- [Data for this exercise]
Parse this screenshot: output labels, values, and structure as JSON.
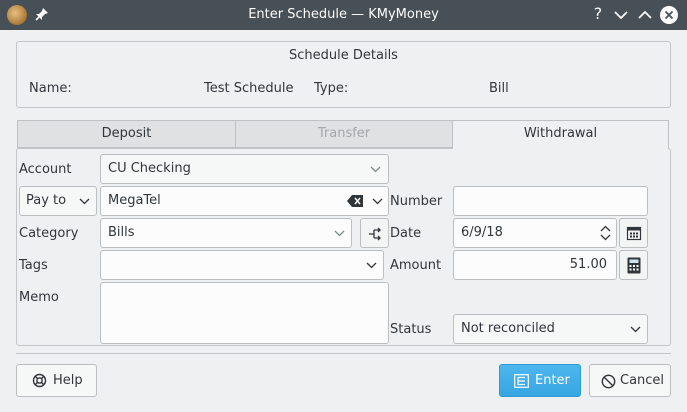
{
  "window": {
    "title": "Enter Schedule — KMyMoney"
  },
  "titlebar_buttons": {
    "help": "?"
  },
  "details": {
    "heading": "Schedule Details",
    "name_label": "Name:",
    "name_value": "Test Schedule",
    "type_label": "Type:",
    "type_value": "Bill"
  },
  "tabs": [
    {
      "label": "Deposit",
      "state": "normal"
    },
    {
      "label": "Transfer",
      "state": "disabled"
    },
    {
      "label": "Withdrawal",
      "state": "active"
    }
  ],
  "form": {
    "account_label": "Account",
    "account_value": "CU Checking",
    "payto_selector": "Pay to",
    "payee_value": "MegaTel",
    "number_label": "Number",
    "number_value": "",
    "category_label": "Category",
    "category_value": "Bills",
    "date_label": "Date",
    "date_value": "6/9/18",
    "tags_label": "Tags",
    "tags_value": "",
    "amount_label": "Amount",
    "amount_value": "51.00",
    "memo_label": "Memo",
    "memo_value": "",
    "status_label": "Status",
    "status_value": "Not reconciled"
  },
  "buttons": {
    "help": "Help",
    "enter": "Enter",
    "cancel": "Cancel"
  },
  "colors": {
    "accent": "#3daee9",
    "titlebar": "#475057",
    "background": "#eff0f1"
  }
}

- [Instruction] Looking at the data above, show all lines where the word "state" occurs.

- [Written response]
      "state": "normal"
      "state": "disabled"
      "state": "active"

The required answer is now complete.